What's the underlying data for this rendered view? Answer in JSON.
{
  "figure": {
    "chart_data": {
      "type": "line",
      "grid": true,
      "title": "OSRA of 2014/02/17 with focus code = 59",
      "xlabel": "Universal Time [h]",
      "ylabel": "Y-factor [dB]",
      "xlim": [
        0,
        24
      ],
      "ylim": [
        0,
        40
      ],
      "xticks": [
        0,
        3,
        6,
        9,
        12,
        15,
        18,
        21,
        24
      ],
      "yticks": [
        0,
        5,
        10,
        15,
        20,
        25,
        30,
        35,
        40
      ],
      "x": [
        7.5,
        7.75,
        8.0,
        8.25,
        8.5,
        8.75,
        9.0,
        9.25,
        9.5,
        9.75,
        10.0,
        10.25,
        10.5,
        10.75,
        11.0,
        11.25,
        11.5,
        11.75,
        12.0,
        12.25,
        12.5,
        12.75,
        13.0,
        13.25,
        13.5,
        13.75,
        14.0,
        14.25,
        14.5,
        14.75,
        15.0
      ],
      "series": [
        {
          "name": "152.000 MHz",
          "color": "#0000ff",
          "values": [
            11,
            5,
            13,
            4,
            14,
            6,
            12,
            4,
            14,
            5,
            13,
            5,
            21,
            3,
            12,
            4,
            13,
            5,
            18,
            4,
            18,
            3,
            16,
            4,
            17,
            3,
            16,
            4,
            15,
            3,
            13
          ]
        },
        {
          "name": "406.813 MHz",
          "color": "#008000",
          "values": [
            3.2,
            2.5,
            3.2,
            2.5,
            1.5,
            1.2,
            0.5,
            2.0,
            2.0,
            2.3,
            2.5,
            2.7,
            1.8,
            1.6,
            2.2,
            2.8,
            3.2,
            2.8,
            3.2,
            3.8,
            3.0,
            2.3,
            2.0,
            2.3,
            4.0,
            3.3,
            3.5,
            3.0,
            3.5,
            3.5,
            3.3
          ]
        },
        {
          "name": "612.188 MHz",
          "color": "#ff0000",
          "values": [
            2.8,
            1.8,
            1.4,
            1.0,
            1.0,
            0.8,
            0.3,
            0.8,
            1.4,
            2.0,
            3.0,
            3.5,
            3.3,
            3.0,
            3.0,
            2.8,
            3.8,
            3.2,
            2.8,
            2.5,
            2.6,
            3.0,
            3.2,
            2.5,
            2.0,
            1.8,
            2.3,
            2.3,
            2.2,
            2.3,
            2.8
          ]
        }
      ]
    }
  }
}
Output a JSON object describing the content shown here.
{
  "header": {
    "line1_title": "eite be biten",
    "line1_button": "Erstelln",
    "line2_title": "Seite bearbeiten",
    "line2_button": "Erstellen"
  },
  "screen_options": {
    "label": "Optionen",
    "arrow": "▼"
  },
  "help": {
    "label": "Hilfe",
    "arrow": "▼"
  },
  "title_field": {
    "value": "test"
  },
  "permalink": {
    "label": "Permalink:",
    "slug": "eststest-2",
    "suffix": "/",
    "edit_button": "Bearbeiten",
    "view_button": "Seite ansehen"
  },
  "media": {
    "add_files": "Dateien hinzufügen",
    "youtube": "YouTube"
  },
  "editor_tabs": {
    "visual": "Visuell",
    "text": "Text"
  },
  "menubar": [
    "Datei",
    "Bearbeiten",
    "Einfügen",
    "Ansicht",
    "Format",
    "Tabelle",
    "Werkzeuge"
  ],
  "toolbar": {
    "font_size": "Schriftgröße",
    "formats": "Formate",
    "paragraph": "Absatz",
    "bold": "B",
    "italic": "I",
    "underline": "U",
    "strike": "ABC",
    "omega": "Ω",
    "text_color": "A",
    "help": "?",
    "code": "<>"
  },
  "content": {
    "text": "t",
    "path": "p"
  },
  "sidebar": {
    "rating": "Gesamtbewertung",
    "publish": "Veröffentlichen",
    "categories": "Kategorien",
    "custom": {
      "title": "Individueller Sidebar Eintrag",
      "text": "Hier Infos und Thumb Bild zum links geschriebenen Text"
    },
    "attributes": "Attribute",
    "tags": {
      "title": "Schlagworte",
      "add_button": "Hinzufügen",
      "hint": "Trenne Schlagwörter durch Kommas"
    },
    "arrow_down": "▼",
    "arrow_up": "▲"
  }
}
++++++++++++++++++++
Set task >> Answer with one number: how many lines in the listing hold "content".

Result of the exercise >> 2